DIRECTIONS FOR THIS TASK
In the material below, find all lines with the string "Functions" and copy them.

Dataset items

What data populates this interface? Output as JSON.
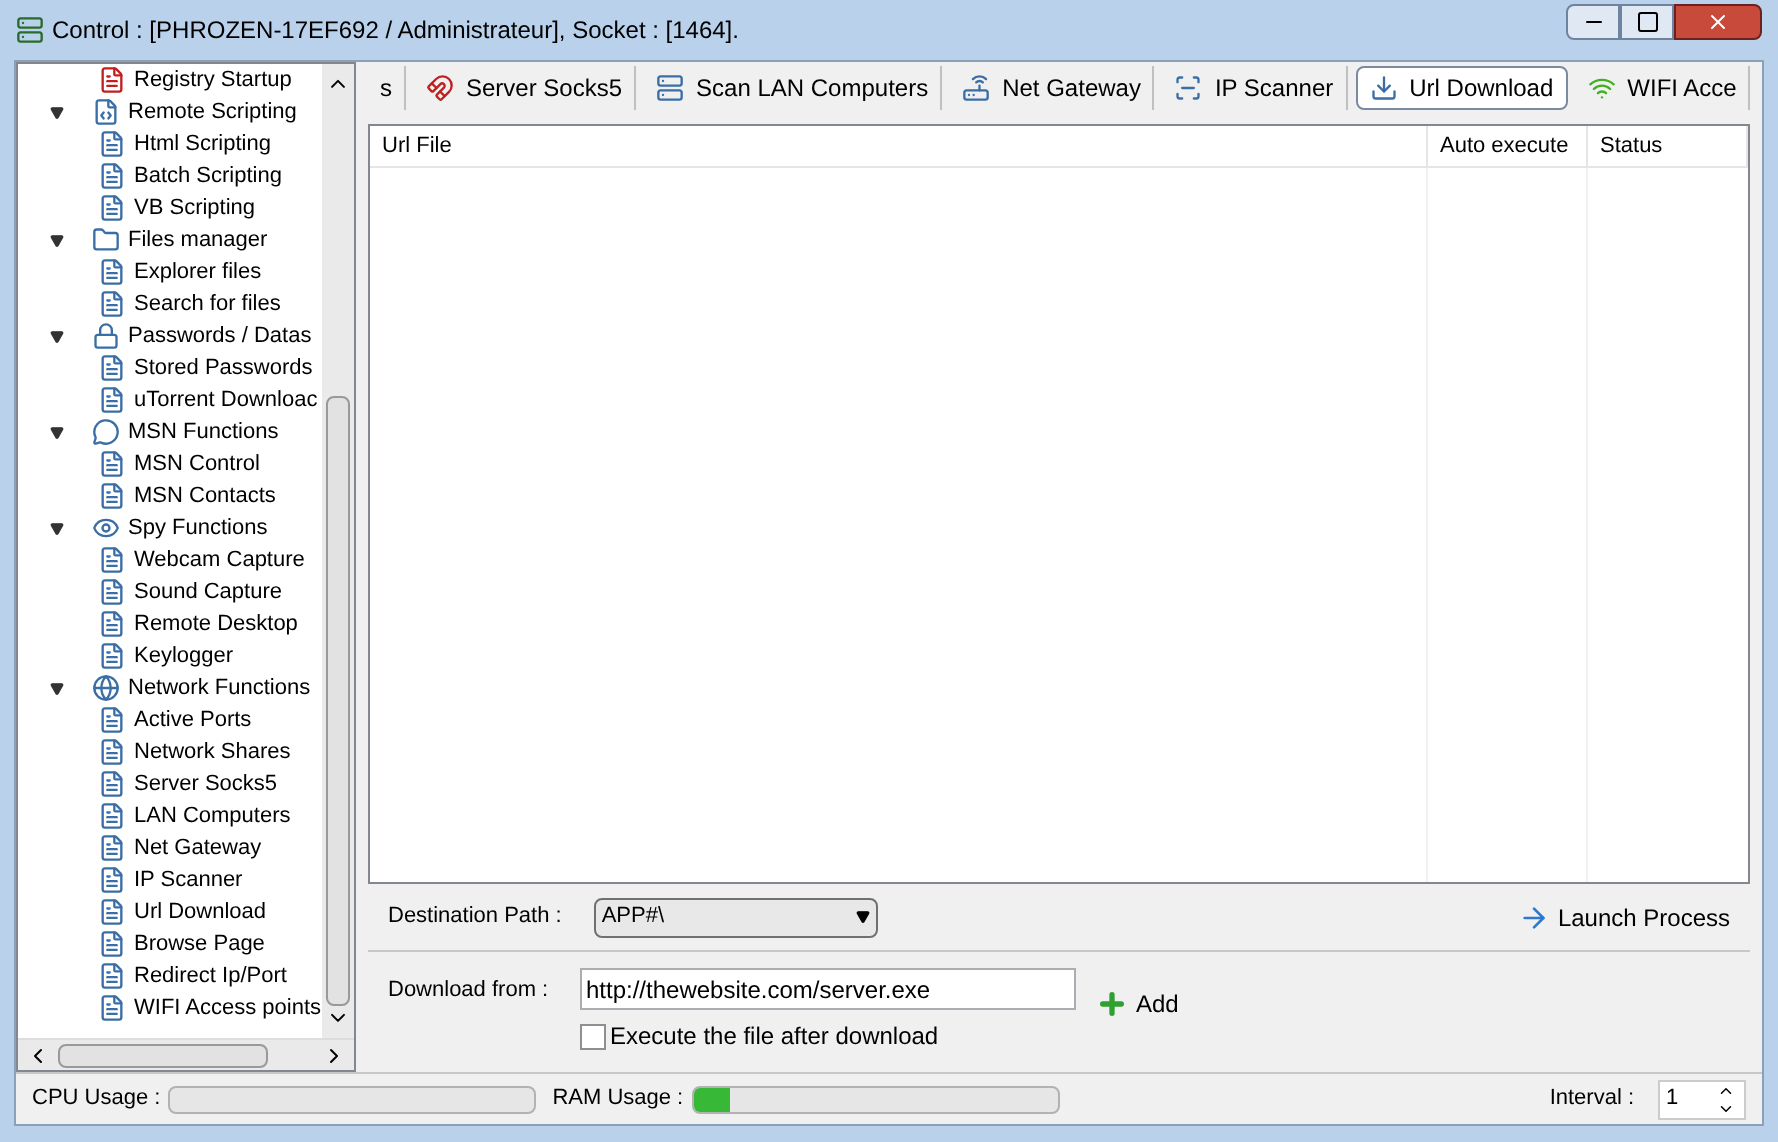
{
  "window": {
    "title": "Control : [PHROZEN-17EF692 / Administrateur], Socket : [1464]."
  },
  "tree": [
    {
      "kind": "leaf",
      "label": "Registry Startup"
    },
    {
      "kind": "group",
      "label": "Remote Scripting",
      "expanded": true,
      "children": [
        {
          "label": "Html Scripting"
        },
        {
          "label": "Batch Scripting"
        },
        {
          "label": "VB Scripting"
        }
      ]
    },
    {
      "kind": "group",
      "label": "Files manager",
      "expanded": true,
      "children": [
        {
          "label": "Explorer files"
        },
        {
          "label": "Search for files"
        }
      ]
    },
    {
      "kind": "group",
      "label": "Passwords / Datas",
      "expanded": true,
      "children": [
        {
          "label": "Stored Passwords"
        },
        {
          "label": "uTorrent Downloac"
        }
      ]
    },
    {
      "kind": "group",
      "label": "MSN Functions",
      "expanded": true,
      "children": [
        {
          "label": "MSN Control"
        },
        {
          "label": "MSN Contacts"
        }
      ]
    },
    {
      "kind": "group",
      "label": "Spy Functions",
      "expanded": true,
      "children": [
        {
          "label": "Webcam Capture"
        },
        {
          "label": "Sound Capture"
        },
        {
          "label": "Remote Desktop"
        },
        {
          "label": "Keylogger"
        }
      ]
    },
    {
      "kind": "group",
      "label": "Network Functions",
      "expanded": true,
      "children": [
        {
          "label": "Active Ports"
        },
        {
          "label": "Network Shares"
        },
        {
          "label": "Server Socks5"
        },
        {
          "label": "LAN Computers"
        },
        {
          "label": "Net Gateway"
        },
        {
          "label": "IP Scanner"
        },
        {
          "label": "Url Download"
        },
        {
          "label": "Browse Page"
        },
        {
          "label": "Redirect Ip/Port"
        },
        {
          "label": "WIFI Access points"
        }
      ]
    }
  ],
  "tabs": [
    {
      "label": "s",
      "selected": false
    },
    {
      "label": "Server Socks5",
      "selected": false
    },
    {
      "label": "Scan LAN Computers",
      "selected": false
    },
    {
      "label": "Net Gateway",
      "selected": false
    },
    {
      "label": "IP Scanner",
      "selected": false
    },
    {
      "label": "Url Download",
      "selected": true
    },
    {
      "label": "WIFI Acce",
      "selected": false
    }
  ],
  "table": {
    "columns": [
      "Url File",
      "Auto execute",
      "Status"
    ]
  },
  "destination": {
    "label": "Destination Path :",
    "value": "APP#\\"
  },
  "launch_button": "Launch Process",
  "download": {
    "label": "Download from :",
    "value": "http://thewebsite.com/server.exe"
  },
  "execute_checkbox": {
    "label": "Execute the file after download",
    "checked": false
  },
  "add_button": "Add",
  "status_bar": {
    "cpu": {
      "label": "CPU Usage :",
      "level": 0
    },
    "ram": {
      "label": "RAM Usage :",
      "level": 0.1
    },
    "interval": {
      "label": "Interval :",
      "value": "1"
    }
  }
}
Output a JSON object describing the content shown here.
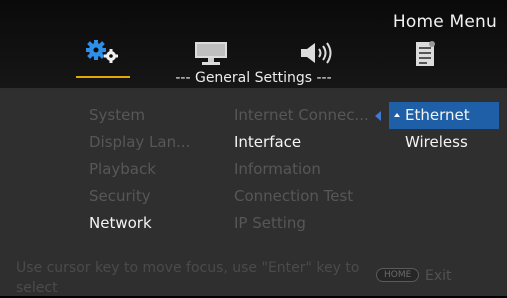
{
  "header": {
    "title": "Home Menu",
    "tabs": [
      {
        "icon": "gears-icon",
        "selected": true
      },
      {
        "icon": "monitor-icon",
        "selected": false
      },
      {
        "icon": "speaker-icon",
        "selected": false
      },
      {
        "icon": "document-icon",
        "selected": false
      }
    ]
  },
  "section_title": "--- General Settings ---",
  "menu": {
    "categories": [
      "System",
      "Display Lan...",
      "Playback",
      "Security",
      "Network"
    ],
    "active_category": "Network",
    "subitems": [
      "Internet Connec...",
      "Interface",
      "Information",
      "Connection Test",
      "IP Setting"
    ],
    "active_subitem": "Interface",
    "options": [
      "Ethernet",
      "Wireless"
    ],
    "selected_option": "Ethernet"
  },
  "footer": {
    "help_text": "Use cursor key to move focus, use \"Enter\" key to select",
    "home_button": "HOME",
    "exit_label": "Exit"
  },
  "colors": {
    "accent": "#e6a800",
    "highlight": "#1f5fa8"
  }
}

ANSWER TO THIS PROBLEM
      "label": "MSN Functions",
      "label": "Spy Functions",
      "label": "Network Functions",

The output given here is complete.